:: Listed entries ::

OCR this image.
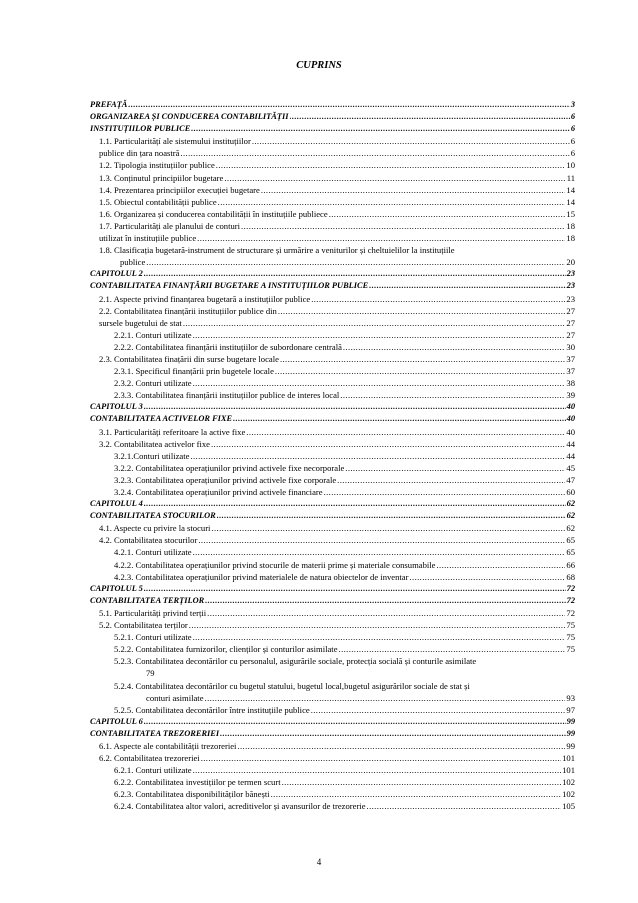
CUPRINS
PREFAȚĂ .....	3
ORGANIZAREA ȘI CONDUCEREA CONTABILITĂȚII .....	6
INSTITUȚIILOR PUBLICE .....	6
1.1. Particularitățí ale sistemului instituțiilor .....	6
publice din țara noastră .....	6
1.2. Tipologia instituțiilor publice .....	10
1.3. Conținutul principiilor bugetare .....	11
1.4. Prezentarea principiilor execuției bugetare .....	14
1.5. Obiectul contabilității publice .....	14
1.6. Organizarea și conducerea contabilității în instituțiile publiece .....	15
1.7. Particularități ale planului de conturi .....	18
utilizat în instituțiile publice .....	18
1.8. Clasificația bugetară-instrument de structurare și urmărire a veniturilor și cheltuielilor la instituțiile
publice .....	20
CAPITOLUL 2 .....	23
CONTABILITATEA FINANȚĂRII BUGETARE A INSTITUȚIILOR PUBLICE .....	23
2.1. Aspecte privind finanțarea bugetară a instituțiilor publice .....	23
2.2. Contabilitatea finanțării instituțiilor publice din .....	27
sursele bugetului de stat .....	27
2.2.1. Conturi utilizate .....	27
2.2.2. Contabilitatea finanțării instituțiilor de subordonare centrală .....	30
2.3. Contabilitatea finațării din surse bugetare locale .....	37
2.3.1. Specificul finanțării prin bugetele locale .....	37
2.3.2. Conturi utilizate .....	38
2.3.3. Contabilitatea finanțării instituțiilor publice de interes local .....	39
CAPITOLUL 3 .....	40
CONTABILITATEA ACTIVELOR FIXE .....	40
3.1. Particularități referitoare la active fixe .....	40
3.2. Contabilitatea activelor fixe .....	44
3.2.1.Conturi utilizate .....	44
3.2.2. Contabilitatea operațiunilor privind activele fixe necorporale .....	45
3.2.3. Contabilitatea operațiunilor privind activele fixe corporale .....	47
3.2.4. Contabilitatea operațiunilor privind activele financiare .....	60
CAPITOLUL 4 .....	62
CONTABILITATEA STOCURILOR .....	62
4.1. Aspecte cu privire la stocuri .....	62
4.2. Contabilitatea stocurilor .....	65
4.2.1. Conturi utilizate .....	65
4.2.2. Contabilitatea operațiunilor privind stocurile de materii prime și materiale consumabile .....	66
4.2.3. Contabilitatea operațiunilor privind materialele de natura obiectelor de inventar .....	68
CAPITOLUL 5 .....	72
CONTABILITATEA TERȚILOR .....	72
5.1. Particularități privind terții .....	72
5.2. Contabilitatea terților .....	75
5.2.1. Conturi utilizate .....	75
5.2.2. Contabilitatea furnizorilor, clienților și conturilor asimilate .....	75
5.2.3. Contabilitatea decontărilor cu personalul, asigurările sociale, protecția socială și conturile asimilate
79
5.2.4. Contabilitatea decontărilor cu bugetul statului, bugetul local,bugetul asigurărilor sociale de stat și
conturi asimilate .....	93
5.2.5. Contabilitatea decontărilor între instituțiile publice .....	97
CAPITOLUL 6 .....	99
CONTABILITATEA TREZORERIEI .....	99
6.1. Aspecte ale contabilității trezoreriei .....	99
6.2. Contabilitatea trezoreriei .....	101
6.2.1. Conturi utilizate .....	101
6.2.2. Contabilitatea investițiilor pe termen scurt .....	102
6.2.3. Contabilitatea disponibilităților bănești .....	102
6.2.4. Contabilitatea altor valori, acreditivelor și avansurilor de trezorerie .....	105
4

:: Work required ::
Without the pictures, extract every entry verbatim.

:: Complete answer ::
OCR this image.
CUPRINS
PREFAȚĂ .....	3
ORGANIZAREA ȘI CONDUCEREA CONTABILITĂȚII .....	6
INSTITUȚIILOR PUBLICE .....	6
1.1. Particularitățí ale sistemului instituțiilor .....	6
publice din țara noastră .....	6
1.2. Tipologia instituțiilor publice .....	10
1.3. Conținutul principiilor bugetare .....	11
1.4. Prezentarea principiilor execuției bugetare .....	14
1.5. Obiectul contabilității publice .....	14
1.6. Organizarea și conducerea contabilității în instituțiile publiece .....	15
1.7. Particularități ale planului de conturi .....	18
utilizat în instituțiile publice .....	18
1.8. Clasificația bugetară-instrument de structurare și urmărire a veniturilor și cheltuielilor la instituțiile
publice .....	20
CAPITOLUL 2 .....	23
CONTABILITATEA FINANȚĂRII BUGETARE A INSTITUȚIILOR PUBLICE .....	23
2.1. Aspecte privind finanțarea bugetară a instituțiilor publice .....	23
2.2. Contabilitatea finanțării instituțiilor publice din .....	27
sursele bugetului de stat .....	27
2.2.1. Conturi utilizate .....	27
2.2.2. Contabilitatea finanțării instituțiilor de subordonare centrală .....	30
2.3. Contabilitatea finațării din surse bugetare locale .....	37
2.3.1. Specificul finanțării prin bugetele locale .....	37
2.3.2. Conturi utilizate .....	38
2.3.3. Contabilitatea finanțării instituțiilor publice de interes local .....	39
CAPITOLUL 3 .....	40
CONTABILITATEA ACTIVELOR FIXE .....	40
3.1. Particularități referitoare la active fixe .....	40
3.2. Contabilitatea activelor fixe .....	44
3.2.1.Conturi utilizate .....	44
3.2.2. Contabilitatea operațiunilor privind activele fixe necorporale .....	45
3.2.3. Contabilitatea operațiunilor privind activele fixe corporale .....	47
3.2.4. Contabilitatea operațiunilor privind activele financiare .....	60
CAPITOLUL 4 .....	62
CONTABILITATEA STOCURILOR .....	62
4.1. Aspecte cu privire la stocuri .....	62
4.2. Contabilitatea stocurilor .....	65
4.2.1. Conturi utilizate .....	65
4.2.2. Contabilitatea operațiunilor privind stocurile de materii prime și materiale consumabile .....	66
4.2.3. Contabilitatea operațiunilor privind materialele de natura obiectelor de inventar .....	68
CAPITOLUL 5 .....	72
CONTABILITATEA TERȚILOR .....	72
5.1. Particularități privind terții .....	72
5.2. Contabilitatea terților .....	75
5.2.1. Conturi utilizate .....	75
5.2.2. Contabilitatea furnizorilor, clienților și conturilor asimilate .....	75
5.2.3. Contabilitatea decontărilor cu personalul, asigurările sociale, protecția socială și conturile asimilate
79
5.2.4. Contabilitatea decontărilor cu bugetul statului, bugetul local,bugetul asigurărilor sociale de stat și
conturi asimilate .....	93
5.2.5. Contabilitatea decontărilor între instituțiile publice .....	97
CAPITOLUL 6 .....	99
CONTABILITATEA TREZORERIEI .....	99
6.1. Aspecte ale contabilității trezoreriei .....	99
6.2. Contabilitatea trezoreriei .....	101
6.2.1. Conturi utilizate .....	101
6.2.2. Contabilitatea investițiilor pe termen scurt .....	102
6.2.3. Contabilitatea disponibilităților bănești .....	102
6.2.4. Contabilitatea altor valori, acreditivelor și avansurilor de trezorerie .....	105
4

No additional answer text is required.